**Your goal**
Could you transcribe every record below exactly as written, leaving out any pictures?

————————

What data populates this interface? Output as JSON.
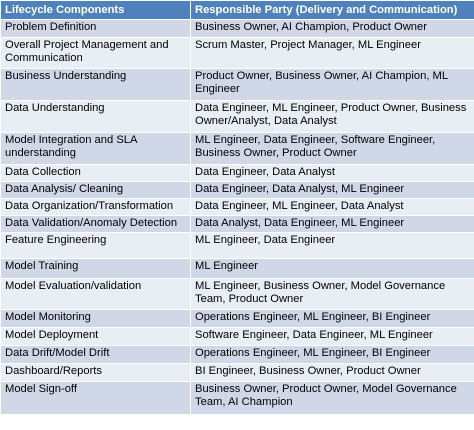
{
  "table": {
    "headers": [
      "Lifecycle Components",
      "Responsible Party  (Delivery and Communication)"
    ],
    "rows": [
      {
        "component": "Problem Definition",
        "party": "Business Owner, AI Champion, Product Owner"
      },
      {
        "component": "Overall Project Management and Communication",
        "party": "Scrum Master, Project Manager, ML Engineer"
      },
      {
        "component": "Business Understanding",
        "party": "Product Owner, Business Owner, AI Champion, ML Engineer"
      },
      {
        "component": "Data Understanding",
        "party": "Data Engineer, ML Engineer, Product Owner, Business Owner/Analyst, Data Analyst"
      },
      {
        "component": "Model Integration and SLA understanding",
        "party": "ML Engineer, Data Engineer, Software Engineer, Business Owner, Product Owner"
      },
      {
        "component": "Data Collection",
        "party": "Data Engineer, Data Analyst"
      },
      {
        "component": "Data Analysis/ Cleaning",
        "party": "Data Engineer, Data Analyst, ML Engineer"
      },
      {
        "component": "Data Organization/Transformation",
        "party": "Data Engineer, ML Engineer, Data Analyst"
      },
      {
        "component": "Data Validation/Anomaly Detection",
        "party": "Data Analyst, Data Engineer, ML Engineer"
      },
      {
        "component": "Feature Engineering",
        "party": "ML Engineer, Data Engineer"
      },
      {
        "component": "Model Training",
        "party": "ML Engineer"
      },
      {
        "component": "Model Evaluation/validation",
        "party": "ML Engineer, Business Owner, Model Governance Team, Product Owner"
      },
      {
        "component": "Model Monitoring",
        "party": "Operations Engineer, ML Engineer, BI Engineer"
      },
      {
        "component": "Model Deployment",
        "party": "Software Engineer, Data Engineer, ML Engineer"
      },
      {
        "component": "Data Drift/Model Drift",
        "party": "Operations Engineer, ML Engineer, BI Engineer"
      },
      {
        "component": "Dashboard/Reports",
        "party": "BI Engineer, Business Owner, Product Owner"
      },
      {
        "component": "Model Sign-off",
        "party": "Business Owner, Product Owner, Model Governance Team, AI Champion"
      }
    ]
  }
}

————————

**Answer to this task**
What data populates this interface? Output as JSON.
{
  "table": {
    "headers": [
      "Lifecycle Components",
      "Responsible Party  (Delivery and Communication)"
    ],
    "rows": [
      {
        "component": "Problem Definition",
        "party": "Business Owner, AI Champion, Product Owner"
      },
      {
        "component": "Overall Project Management and Communication",
        "party": "Scrum Master, Project Manager, ML Engineer"
      },
      {
        "component": "Business Understanding",
        "party": "Product Owner, Business Owner, AI Champion, ML Engineer"
      },
      {
        "component": "Data Understanding",
        "party": "Data Engineer, ML Engineer, Product Owner, Business Owner/Analyst, Data Analyst"
      },
      {
        "component": "Model Integration and SLA understanding",
        "party": "ML Engineer, Data Engineer, Software Engineer, Business Owner, Product Owner"
      },
      {
        "component": "Data Collection",
        "party": "Data Engineer, Data Analyst"
      },
      {
        "component": "Data Analysis/ Cleaning",
        "party": "Data Engineer, Data Analyst, ML Engineer"
      },
      {
        "component": "Data Organization/Transformation",
        "party": "Data Engineer, ML Engineer, Data Analyst"
      },
      {
        "component": "Data Validation/Anomaly Detection",
        "party": "Data Analyst, Data Engineer, ML Engineer"
      },
      {
        "component": "Feature Engineering",
        "party": "ML Engineer, Data Engineer"
      },
      {
        "component": "Model Training",
        "party": "ML Engineer"
      },
      {
        "component": "Model Evaluation/validation",
        "party": "ML Engineer, Business Owner, Model Governance Team, Product Owner"
      },
      {
        "component": "Model Monitoring",
        "party": "Operations Engineer, ML Engineer, BI Engineer"
      },
      {
        "component": "Model Deployment",
        "party": "Software Engineer, Data Engineer, ML Engineer"
      },
      {
        "component": "Data Drift/Model Drift",
        "party": "Operations Engineer, ML Engineer, BI Engineer"
      },
      {
        "component": "Dashboard/Reports",
        "party": "BI Engineer, Business Owner, Product Owner"
      },
      {
        "component": "Model Sign-off",
        "party": "Business Owner, Product Owner, Model Governance Team, AI Champion"
      }
    ]
  }
}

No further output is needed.